Short task:
Please report every line from the material that contains the word "badge".

Exercise data:
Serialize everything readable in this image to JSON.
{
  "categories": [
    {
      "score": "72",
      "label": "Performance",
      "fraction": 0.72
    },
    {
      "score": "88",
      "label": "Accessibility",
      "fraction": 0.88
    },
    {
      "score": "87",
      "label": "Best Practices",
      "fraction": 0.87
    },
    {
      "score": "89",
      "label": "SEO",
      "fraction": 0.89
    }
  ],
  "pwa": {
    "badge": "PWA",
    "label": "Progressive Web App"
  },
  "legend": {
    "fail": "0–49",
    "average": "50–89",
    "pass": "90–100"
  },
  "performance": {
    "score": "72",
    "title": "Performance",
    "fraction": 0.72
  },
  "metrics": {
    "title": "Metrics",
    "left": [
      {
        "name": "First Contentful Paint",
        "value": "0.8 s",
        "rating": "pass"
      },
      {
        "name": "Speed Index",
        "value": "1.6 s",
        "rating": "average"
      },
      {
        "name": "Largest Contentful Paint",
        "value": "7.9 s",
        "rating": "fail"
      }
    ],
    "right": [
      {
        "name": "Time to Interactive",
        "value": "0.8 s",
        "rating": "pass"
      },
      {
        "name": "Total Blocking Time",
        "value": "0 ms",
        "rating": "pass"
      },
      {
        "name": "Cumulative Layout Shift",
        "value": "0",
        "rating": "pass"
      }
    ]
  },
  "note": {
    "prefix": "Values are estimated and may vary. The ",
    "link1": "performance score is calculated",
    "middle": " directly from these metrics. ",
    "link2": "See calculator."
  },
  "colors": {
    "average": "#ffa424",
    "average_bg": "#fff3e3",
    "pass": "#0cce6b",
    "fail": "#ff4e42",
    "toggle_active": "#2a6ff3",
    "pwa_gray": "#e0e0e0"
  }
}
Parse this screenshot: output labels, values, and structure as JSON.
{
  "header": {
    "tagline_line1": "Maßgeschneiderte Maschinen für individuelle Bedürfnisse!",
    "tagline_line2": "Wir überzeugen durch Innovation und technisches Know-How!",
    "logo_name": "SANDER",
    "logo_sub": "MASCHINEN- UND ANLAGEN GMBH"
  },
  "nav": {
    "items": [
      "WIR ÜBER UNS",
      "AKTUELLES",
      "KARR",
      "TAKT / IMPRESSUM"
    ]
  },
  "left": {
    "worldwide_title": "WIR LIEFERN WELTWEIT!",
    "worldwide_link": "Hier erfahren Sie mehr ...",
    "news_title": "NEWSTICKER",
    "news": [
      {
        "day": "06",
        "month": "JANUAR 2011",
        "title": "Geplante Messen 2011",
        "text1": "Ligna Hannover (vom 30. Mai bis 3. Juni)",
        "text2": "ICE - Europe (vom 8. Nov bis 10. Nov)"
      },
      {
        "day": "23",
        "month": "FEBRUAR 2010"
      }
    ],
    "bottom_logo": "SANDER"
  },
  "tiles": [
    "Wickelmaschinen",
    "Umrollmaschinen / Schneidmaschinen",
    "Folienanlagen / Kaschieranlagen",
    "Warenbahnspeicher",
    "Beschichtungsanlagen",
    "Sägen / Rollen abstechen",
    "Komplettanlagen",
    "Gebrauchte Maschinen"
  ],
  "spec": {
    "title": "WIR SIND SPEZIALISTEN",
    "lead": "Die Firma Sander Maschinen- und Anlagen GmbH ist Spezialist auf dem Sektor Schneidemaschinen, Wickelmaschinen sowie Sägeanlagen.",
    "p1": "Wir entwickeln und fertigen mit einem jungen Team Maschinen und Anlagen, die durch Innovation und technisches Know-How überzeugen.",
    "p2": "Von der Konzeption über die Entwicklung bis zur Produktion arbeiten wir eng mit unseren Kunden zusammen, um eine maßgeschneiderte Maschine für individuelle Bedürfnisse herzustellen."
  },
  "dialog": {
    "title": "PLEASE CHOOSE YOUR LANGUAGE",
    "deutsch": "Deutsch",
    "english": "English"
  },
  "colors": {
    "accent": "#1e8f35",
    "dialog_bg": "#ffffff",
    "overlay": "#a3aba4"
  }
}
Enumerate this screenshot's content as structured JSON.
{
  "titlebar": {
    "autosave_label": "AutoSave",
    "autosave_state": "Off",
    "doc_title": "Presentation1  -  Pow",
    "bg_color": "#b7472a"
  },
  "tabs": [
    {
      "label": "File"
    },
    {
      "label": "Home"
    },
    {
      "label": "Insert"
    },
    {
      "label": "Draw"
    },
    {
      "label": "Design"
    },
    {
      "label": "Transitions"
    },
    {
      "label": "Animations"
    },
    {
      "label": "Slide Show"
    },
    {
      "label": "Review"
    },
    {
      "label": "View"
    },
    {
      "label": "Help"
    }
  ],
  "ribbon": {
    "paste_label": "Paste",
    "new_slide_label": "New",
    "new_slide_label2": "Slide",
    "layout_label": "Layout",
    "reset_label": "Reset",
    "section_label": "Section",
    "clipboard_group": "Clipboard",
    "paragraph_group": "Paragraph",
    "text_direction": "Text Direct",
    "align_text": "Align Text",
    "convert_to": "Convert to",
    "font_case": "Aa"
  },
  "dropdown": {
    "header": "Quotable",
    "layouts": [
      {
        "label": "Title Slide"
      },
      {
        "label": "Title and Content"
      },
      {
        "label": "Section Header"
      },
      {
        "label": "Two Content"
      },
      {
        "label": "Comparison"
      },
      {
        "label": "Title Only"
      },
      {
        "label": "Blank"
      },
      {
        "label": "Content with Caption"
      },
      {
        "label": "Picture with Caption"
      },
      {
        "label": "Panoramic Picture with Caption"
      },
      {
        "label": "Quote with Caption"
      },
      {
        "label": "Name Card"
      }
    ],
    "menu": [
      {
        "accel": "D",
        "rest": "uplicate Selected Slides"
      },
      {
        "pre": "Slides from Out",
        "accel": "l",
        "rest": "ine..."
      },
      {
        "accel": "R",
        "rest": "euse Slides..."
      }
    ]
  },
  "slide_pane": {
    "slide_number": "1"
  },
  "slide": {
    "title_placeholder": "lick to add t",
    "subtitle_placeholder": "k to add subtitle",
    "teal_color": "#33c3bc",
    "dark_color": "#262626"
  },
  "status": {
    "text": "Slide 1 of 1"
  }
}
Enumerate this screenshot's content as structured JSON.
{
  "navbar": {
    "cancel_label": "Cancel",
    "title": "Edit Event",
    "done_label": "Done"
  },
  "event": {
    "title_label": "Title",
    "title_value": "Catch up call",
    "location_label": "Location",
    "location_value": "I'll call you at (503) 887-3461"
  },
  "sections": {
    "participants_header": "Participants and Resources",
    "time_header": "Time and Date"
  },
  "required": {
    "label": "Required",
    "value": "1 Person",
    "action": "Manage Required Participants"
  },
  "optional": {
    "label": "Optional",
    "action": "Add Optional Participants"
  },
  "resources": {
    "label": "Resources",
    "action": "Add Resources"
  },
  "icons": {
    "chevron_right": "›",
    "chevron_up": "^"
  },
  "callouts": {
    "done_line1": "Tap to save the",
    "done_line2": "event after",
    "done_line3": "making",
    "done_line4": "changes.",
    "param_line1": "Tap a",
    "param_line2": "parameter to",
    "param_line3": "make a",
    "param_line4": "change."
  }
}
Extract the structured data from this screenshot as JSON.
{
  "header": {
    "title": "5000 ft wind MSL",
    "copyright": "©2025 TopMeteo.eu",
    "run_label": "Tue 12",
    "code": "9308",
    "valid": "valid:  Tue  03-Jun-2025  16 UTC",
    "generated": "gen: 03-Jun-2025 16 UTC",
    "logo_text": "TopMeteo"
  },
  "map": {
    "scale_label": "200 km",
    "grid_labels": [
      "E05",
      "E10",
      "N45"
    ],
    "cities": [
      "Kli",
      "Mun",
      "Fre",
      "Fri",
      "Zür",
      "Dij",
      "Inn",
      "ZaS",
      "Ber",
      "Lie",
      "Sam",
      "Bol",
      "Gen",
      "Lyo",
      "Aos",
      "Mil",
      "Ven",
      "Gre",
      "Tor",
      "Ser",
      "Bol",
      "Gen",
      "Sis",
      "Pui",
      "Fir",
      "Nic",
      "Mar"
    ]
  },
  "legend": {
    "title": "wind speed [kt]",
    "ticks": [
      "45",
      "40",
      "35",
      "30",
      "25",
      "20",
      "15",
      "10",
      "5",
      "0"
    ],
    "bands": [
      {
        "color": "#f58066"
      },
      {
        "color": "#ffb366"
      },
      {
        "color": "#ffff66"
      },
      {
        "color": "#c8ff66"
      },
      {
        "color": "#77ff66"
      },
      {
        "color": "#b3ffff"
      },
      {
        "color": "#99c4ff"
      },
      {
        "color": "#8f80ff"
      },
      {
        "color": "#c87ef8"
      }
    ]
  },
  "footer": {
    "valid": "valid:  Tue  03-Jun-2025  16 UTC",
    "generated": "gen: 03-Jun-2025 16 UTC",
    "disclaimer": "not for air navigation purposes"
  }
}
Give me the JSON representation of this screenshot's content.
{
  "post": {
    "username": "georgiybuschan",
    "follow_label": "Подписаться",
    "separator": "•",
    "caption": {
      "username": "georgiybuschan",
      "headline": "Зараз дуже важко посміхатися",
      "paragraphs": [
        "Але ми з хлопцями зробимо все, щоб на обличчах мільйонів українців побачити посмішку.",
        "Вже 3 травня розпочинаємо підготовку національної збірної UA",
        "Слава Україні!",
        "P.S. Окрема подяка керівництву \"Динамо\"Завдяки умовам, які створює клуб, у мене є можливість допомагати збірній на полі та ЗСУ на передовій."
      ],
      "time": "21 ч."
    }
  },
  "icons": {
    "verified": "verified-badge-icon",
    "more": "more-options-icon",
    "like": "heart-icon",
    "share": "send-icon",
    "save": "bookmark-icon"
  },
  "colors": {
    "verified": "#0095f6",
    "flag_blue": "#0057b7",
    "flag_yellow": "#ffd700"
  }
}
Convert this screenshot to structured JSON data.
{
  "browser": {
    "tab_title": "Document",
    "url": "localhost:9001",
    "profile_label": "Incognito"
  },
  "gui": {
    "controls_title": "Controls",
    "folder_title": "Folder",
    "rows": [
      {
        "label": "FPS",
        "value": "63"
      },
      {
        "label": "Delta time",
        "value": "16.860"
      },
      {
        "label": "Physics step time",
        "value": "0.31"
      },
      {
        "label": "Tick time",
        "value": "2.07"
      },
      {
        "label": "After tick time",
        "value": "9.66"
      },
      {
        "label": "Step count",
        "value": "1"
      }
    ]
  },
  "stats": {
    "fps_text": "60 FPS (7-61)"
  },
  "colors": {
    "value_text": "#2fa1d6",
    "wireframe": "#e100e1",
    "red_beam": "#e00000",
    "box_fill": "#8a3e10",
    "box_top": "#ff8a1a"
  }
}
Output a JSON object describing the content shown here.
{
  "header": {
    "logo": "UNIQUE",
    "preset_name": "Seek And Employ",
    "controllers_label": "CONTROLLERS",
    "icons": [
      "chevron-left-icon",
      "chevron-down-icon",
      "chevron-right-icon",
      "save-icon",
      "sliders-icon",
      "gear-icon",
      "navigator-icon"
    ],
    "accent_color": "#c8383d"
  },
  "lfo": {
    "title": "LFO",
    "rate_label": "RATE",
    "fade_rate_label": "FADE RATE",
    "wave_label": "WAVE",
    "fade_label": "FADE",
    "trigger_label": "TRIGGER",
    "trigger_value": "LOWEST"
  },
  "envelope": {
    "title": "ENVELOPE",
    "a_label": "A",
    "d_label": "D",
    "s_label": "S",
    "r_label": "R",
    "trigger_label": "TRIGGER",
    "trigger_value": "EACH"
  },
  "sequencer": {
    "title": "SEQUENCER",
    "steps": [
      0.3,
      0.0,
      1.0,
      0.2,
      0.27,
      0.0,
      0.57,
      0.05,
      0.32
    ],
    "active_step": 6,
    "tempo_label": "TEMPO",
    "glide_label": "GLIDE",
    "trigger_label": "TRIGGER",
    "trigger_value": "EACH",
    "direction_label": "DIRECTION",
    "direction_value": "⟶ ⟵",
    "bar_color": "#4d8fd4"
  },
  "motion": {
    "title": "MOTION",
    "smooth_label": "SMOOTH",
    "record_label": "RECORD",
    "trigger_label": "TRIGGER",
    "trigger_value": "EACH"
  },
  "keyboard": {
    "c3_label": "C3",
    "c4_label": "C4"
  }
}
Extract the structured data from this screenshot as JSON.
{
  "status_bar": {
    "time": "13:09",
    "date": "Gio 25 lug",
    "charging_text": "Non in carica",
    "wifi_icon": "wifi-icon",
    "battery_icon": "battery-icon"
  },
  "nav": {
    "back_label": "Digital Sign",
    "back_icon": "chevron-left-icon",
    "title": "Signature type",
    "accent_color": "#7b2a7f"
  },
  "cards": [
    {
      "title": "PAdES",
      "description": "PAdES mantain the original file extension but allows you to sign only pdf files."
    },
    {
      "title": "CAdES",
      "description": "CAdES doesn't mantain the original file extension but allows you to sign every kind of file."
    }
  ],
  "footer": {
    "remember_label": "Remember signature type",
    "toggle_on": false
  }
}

Output:
    "badge": "PWA",
    "verified": "verified-badge-icon",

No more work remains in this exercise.